# start of Material for this task

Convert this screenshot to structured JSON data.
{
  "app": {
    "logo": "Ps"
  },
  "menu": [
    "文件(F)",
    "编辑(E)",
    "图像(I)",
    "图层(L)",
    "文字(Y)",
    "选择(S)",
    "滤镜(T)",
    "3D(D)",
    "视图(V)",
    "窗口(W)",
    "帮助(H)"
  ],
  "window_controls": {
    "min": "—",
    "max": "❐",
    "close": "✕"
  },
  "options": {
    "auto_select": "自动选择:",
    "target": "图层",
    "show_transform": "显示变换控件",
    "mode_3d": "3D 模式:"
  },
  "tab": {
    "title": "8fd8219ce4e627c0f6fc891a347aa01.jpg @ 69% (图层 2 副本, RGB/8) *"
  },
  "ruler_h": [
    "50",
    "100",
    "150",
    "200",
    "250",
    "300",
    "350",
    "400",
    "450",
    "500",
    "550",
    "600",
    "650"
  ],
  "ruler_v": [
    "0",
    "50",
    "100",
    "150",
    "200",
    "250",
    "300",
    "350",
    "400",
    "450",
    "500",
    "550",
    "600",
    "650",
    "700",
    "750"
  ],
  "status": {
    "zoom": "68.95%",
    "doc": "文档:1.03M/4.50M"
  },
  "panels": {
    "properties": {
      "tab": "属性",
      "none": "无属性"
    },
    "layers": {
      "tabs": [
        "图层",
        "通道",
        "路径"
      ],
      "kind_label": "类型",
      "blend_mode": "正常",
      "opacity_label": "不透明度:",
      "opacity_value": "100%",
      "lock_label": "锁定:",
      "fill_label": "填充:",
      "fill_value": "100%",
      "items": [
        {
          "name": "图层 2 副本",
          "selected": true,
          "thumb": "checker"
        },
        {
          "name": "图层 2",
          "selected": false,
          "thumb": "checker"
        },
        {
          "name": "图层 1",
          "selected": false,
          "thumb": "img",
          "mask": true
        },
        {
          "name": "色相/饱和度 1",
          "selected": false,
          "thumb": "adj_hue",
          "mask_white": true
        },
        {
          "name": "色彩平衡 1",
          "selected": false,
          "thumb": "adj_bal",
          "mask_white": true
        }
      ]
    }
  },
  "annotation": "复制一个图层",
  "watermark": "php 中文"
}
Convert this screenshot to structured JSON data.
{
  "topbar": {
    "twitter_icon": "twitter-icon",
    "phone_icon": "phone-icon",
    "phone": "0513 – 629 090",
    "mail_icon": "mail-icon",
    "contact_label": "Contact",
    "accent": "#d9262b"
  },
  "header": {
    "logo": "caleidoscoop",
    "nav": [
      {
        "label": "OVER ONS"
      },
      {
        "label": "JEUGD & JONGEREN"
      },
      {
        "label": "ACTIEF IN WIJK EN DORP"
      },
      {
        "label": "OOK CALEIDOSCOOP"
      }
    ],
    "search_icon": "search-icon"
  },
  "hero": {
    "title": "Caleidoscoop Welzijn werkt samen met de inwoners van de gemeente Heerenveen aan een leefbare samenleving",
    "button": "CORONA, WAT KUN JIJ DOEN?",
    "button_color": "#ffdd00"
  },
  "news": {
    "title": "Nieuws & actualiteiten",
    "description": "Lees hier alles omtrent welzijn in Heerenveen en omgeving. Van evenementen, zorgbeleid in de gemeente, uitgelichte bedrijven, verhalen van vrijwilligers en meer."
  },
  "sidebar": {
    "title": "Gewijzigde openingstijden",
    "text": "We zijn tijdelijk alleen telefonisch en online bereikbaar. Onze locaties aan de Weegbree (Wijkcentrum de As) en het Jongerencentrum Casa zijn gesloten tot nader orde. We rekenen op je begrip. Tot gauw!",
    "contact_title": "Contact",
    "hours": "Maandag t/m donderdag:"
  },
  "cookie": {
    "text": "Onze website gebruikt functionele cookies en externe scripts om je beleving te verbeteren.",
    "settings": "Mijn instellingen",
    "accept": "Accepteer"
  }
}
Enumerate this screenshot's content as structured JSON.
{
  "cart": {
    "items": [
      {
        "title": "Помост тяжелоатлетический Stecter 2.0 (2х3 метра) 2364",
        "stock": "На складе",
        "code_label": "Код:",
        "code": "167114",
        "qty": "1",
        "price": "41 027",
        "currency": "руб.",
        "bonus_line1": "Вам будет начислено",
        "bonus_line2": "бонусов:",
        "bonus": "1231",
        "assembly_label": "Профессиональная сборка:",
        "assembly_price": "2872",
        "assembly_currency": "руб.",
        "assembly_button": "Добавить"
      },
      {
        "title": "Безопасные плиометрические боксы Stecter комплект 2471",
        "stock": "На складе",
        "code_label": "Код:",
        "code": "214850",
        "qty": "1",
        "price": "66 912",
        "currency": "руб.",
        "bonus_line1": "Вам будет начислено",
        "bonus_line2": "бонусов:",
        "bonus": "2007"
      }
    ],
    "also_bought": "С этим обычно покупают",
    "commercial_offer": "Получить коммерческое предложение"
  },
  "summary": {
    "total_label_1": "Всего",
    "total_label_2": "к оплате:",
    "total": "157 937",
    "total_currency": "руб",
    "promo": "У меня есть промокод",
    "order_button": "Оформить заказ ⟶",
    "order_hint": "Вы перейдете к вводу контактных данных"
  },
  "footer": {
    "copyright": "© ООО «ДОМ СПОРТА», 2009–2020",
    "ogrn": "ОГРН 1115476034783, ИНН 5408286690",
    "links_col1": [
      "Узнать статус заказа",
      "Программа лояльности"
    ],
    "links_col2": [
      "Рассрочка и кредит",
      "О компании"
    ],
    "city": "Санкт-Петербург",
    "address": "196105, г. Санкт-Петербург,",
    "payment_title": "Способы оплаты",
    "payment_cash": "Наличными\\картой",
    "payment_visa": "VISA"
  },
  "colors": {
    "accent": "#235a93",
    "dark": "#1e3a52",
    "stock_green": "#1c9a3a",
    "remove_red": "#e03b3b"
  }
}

# end of Material for this task

Extract the complete listing verbatim.

* [Exercise solution]
Convert this screenshot to structured JSON data.
{
  "app": {
    "logo": "Ps"
  },
  "menu": [
    "文件(F)",
    "编辑(E)",
    "图像(I)",
    "图层(L)",
    "文字(Y)",
    "选择(S)",
    "滤镜(T)",
    "3D(D)",
    "视图(V)",
    "窗口(W)",
    "帮助(H)"
  ],
  "window_controls": {
    "min": "—",
    "max": "❐",
    "close": "✕"
  },
  "options": {
    "auto_select": "自动选择:",
    "target": "图层",
    "show_transform": "显示变换控件",
    "mode_3d": "3D 模式:"
  },
  "tab": {
    "title": "8fd8219ce4e627c0f6fc891a347aa01.jpg @ 69% (图层 2 副本, RGB/8) *"
  },
  "ruler_h": [
    "50",
    "100",
    "150",
    "200",
    "250",
    "300",
    "350",
    "400",
    "450",
    "500",
    "550",
    "600",
    "650"
  ],
  "ruler_v": [
    "0",
    "50",
    "100",
    "150",
    "200",
    "250",
    "300",
    "350",
    "400",
    "450",
    "500",
    "550",
    "600",
    "650",
    "700",
    "750"
  ],
  "status": {
    "zoom": "68.95%",
    "doc": "文档:1.03M/4.50M"
  },
  "panels": {
    "properties": {
      "tab": "属性",
      "none": "无属性"
    },
    "layers": {
      "tabs": [
        "图层",
        "通道",
        "路径"
      ],
      "kind_label": "类型",
      "blend_mode": "正常",
      "opacity_label": "不透明度:",
      "opacity_value": "100%",
      "lock_label": "锁定:",
      "fill_label": "填充:",
      "fill_value": "100%",
      "items": [
        {
          "name": "图层 2 副本",
          "selected": true,
          "thumb": "checker"
        },
        {
          "name": "图层 2",
          "selected": false,
          "thumb": "checker"
        },
        {
          "name": "图层 1",
          "selected": false,
          "thumb": "img",
          "mask": true
        },
        {
          "name": "色相/饱和度 1",
          "selected": false,
          "thumb": "adj_hue",
          "mask_white": true
        },
        {
          "name": "色彩平衡 1",
          "selected": false,
          "thumb": "adj_bal",
          "mask_white": true
        }
      ]
    }
  },
  "annotation": "复制一个图层",
  "watermark": "php 中文"
}
Convert this screenshot to structured JSON data.
{
  "topbar": {
    "twitter_icon": "twitter-icon",
    "phone_icon": "phone-icon",
    "phone": "0513 – 629 090",
    "mail_icon": "mail-icon",
    "contact_label": "Contact",
    "accent": "#d9262b"
  },
  "header": {
    "logo": "caleidoscoop",
    "nav": [
      {
        "label": "OVER ONS"
      },
      {
        "label": "JEUGD & JONGEREN"
      },
      {
        "label": "ACTIEF IN WIJK EN DORP"
      },
      {
        "label": "OOK CALEIDOSCOOP"
      }
    ],
    "search_icon": "search-icon"
  },
  "hero": {
    "title": "Caleidoscoop Welzijn werkt samen met de inwoners van de gemeente Heerenveen aan een leefbare samenleving",
    "button": "CORONA, WAT KUN JIJ DOEN?",
    "button_color": "#ffdd00"
  },
  "news": {
    "title": "Nieuws & actualiteiten",
    "description": "Lees hier alles omtrent welzijn in Heerenveen en omgeving. Van evenementen, zorgbeleid in de gemeente, uitgelichte bedrijven, verhalen van vrijwilligers en meer."
  },
  "sidebar": {
    "title": "Gewijzigde openingstijden",
    "text": "We zijn tijdelijk alleen telefonisch en online bereikbaar. Onze locaties aan de Weegbree (Wijkcentrum de As) en het Jongerencentrum Casa zijn gesloten tot nader orde. We rekenen op je begrip. Tot gauw!",
    "contact_title": "Contact",
    "hours": "Maandag t/m donderdag:"
  },
  "cookie": {
    "text": "Onze website gebruikt functionele cookies en externe scripts om je beleving te verbeteren.",
    "settings": "Mijn instellingen",
    "accept": "Accepteer"
  }
}
Enumerate this screenshot's content as structured JSON.
{
  "cart": {
    "items": [
      {
        "title": "Помост тяжелоатлетический Stecter 2.0 (2х3 метра) 2364",
        "stock": "На складе",
        "code_label": "Код:",
        "code": "167114",
        "qty": "1",
        "price": "41 027",
        "currency": "руб.",
        "bonus_line1": "Вам будет начислено",
        "bonus_line2": "бонусов:",
        "bonus": "1231",
        "assembly_label": "Профессиональная сборка:",
        "assembly_price": "2872",
        "assembly_currency": "руб.",
        "assembly_button": "Добавить"
      },
      {
        "title": "Безопасные плиометрические боксы Stecter комплект 2471",
        "stock": "На складе",
        "code_label": "Код:",
        "code": "214850",
        "qty": "1",
        "price": "66 912",
        "currency": "руб.",
        "bonus_line1": "Вам будет начислено",
        "bonus_line2": "бонусов:",
        "bonus": "2007"
      }
    ],
    "also_bought": "С этим обычно покупают",
    "commercial_offer": "Получить коммерческое предложение"
  },
  "summary": {
    "total_label_1": "Всего",
    "total_label_2": "к оплате:",
    "total": "157 937",
    "total_currency": "руб",
    "promo": "У меня есть промокод",
    "order_button": "Оформить заказ ⟶",
    "order_hint": "Вы перейдете к вводу контактных данных"
  },
  "footer": {
    "copyright": "© ООО «ДОМ СПОРТА», 2009–2020",
    "ogrn": "ОГРН 1115476034783, ИНН 5408286690",
    "links_col1": [
      "Узнать статус заказа",
      "Программа лояльности"
    ],
    "links_col2": [
      "Рассрочка и кредит",
      "О компании"
    ],
    "city": "Санкт-Петербург",
    "address": "196105, г. Санкт-Петербург,",
    "payment_title": "Способы оплаты",
    "payment_cash": "Наличными\\картой",
    "payment_visa": "VISA"
  },
  "colors": {
    "accent": "#235a93",
    "dark": "#1e3a52",
    "stock_green": "#1c9a3a",
    "remove_red": "#e03b3b"
  }
}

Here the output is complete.